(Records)
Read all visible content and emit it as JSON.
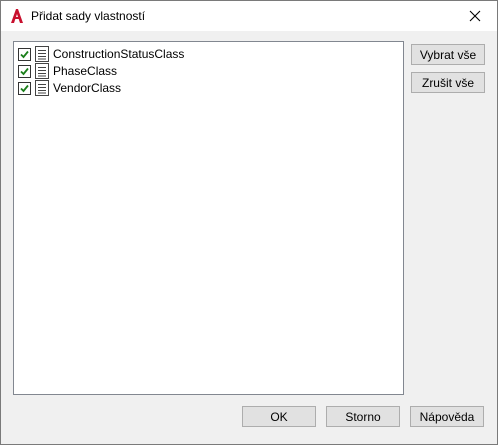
{
  "window": {
    "title": "Přidat sady vlastností"
  },
  "list": {
    "items": [
      {
        "label": "ConstructionStatusClass",
        "checked": true
      },
      {
        "label": "PhaseClass",
        "checked": true
      },
      {
        "label": "VendorClass",
        "checked": true
      }
    ]
  },
  "side_buttons": {
    "select_all": "Vybrat vše",
    "clear_all": "Zrušit vše"
  },
  "footer_buttons": {
    "ok": "OK",
    "cancel": "Storno",
    "help": "Nápověda"
  },
  "colors": {
    "checkmark": "#1a7f1a",
    "app_icon": "#c8102e"
  }
}
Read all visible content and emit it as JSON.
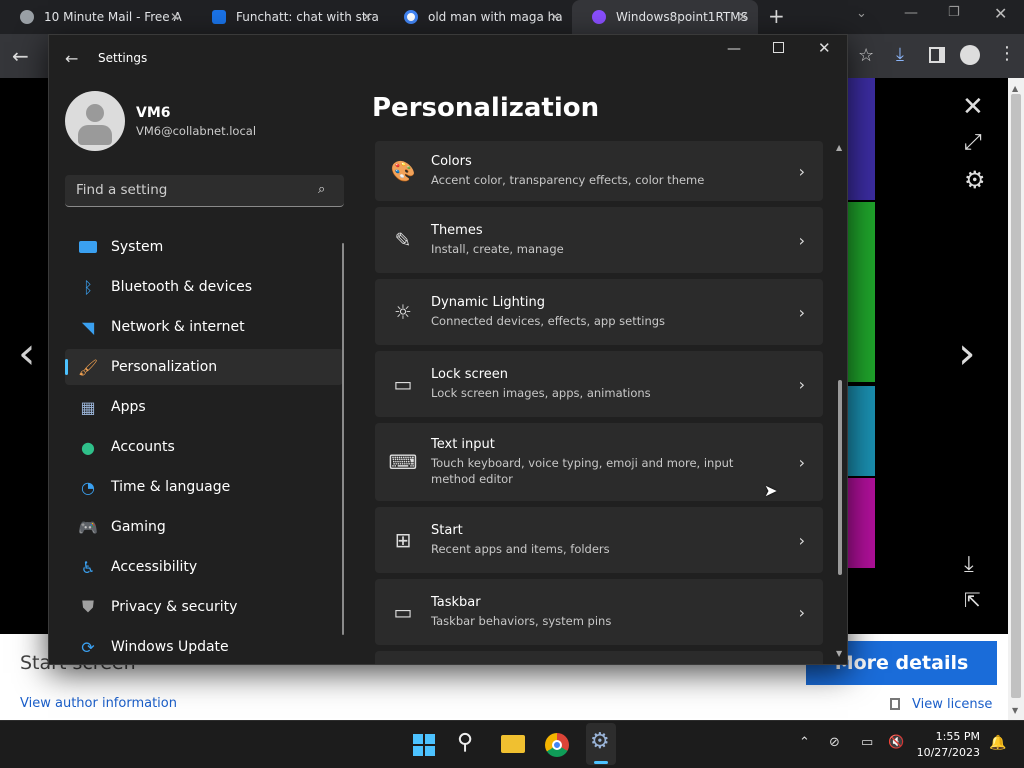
{
  "browser": {
    "tabs": [
      {
        "title": "10 Minute Mail - Free A",
        "favicon_color": "#9aa0a6"
      },
      {
        "title": "Funchatt: chat with stra",
        "favicon_color": "#1a73e8"
      },
      {
        "title": "old man with maga ha",
        "favicon_color": "#4285f4"
      },
      {
        "title": "Windows8point1RTMS",
        "favicon_color": "#8a4fff"
      }
    ],
    "new_tab": "+"
  },
  "webpage": {
    "caption": "Start screen",
    "author_link": "View author information",
    "more_details": "More details",
    "license_link": "View license"
  },
  "settings": {
    "app_title": "Settings",
    "user": {
      "name": "VM6",
      "email": "VM6@collabnet.local"
    },
    "search_placeholder": "Find a setting",
    "page_title": "Personalization",
    "nav": [
      {
        "label": "System",
        "icon": "monitor-icon",
        "color": "#3aa0f0"
      },
      {
        "label": "Bluetooth & devices",
        "icon": "bluetooth-icon",
        "color": "#3aa0f0"
      },
      {
        "label": "Network & internet",
        "icon": "wifi-icon",
        "color": "#3aa0f0"
      },
      {
        "label": "Personalization",
        "icon": "brush-icon",
        "color": "#f0a050"
      },
      {
        "label": "Apps",
        "icon": "apps-icon",
        "color": "#9ab4d8"
      },
      {
        "label": "Accounts",
        "icon": "person-icon",
        "color": "#2fc08a"
      },
      {
        "label": "Time & language",
        "icon": "globe-clock-icon",
        "color": "#3aa0f0"
      },
      {
        "label": "Gaming",
        "icon": "gamepad-icon",
        "color": "#b0b0b0"
      },
      {
        "label": "Accessibility",
        "icon": "accessibility-icon",
        "color": "#3aa0f0"
      },
      {
        "label": "Privacy & security",
        "icon": "shield-icon",
        "color": "#a0a0a0"
      },
      {
        "label": "Windows Update",
        "icon": "update-icon",
        "color": "#3aa0f0"
      }
    ],
    "cards": [
      {
        "title": "Colors",
        "subtitle": "Accent color, transparency effects, color theme",
        "icon": "palette-icon"
      },
      {
        "title": "Themes",
        "subtitle": "Install, create, manage",
        "icon": "brush-icon"
      },
      {
        "title": "Dynamic Lighting",
        "subtitle": "Connected devices, effects, app settings",
        "icon": "lighting-icon"
      },
      {
        "title": "Lock screen",
        "subtitle": "Lock screen images, apps, animations",
        "icon": "lock-screen-icon"
      },
      {
        "title": "Text input",
        "subtitle": "Touch keyboard, voice typing, emoji and more, input method editor",
        "icon": "keyboard-icon"
      },
      {
        "title": "Start",
        "subtitle": "Recent apps and items, folders",
        "icon": "start-icon"
      },
      {
        "title": "Taskbar",
        "subtitle": "Taskbar behaviors, system pins",
        "icon": "taskbar-icon"
      }
    ]
  },
  "taskbar": {
    "time": "1:55 PM",
    "date": "10/27/2023"
  }
}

REQUEST » Pick out every line of the listing containing the word "View", and show those lines.

RESPONSE TO THIS TASK »
    "author_link": "View author information",
    "license_link": "View license"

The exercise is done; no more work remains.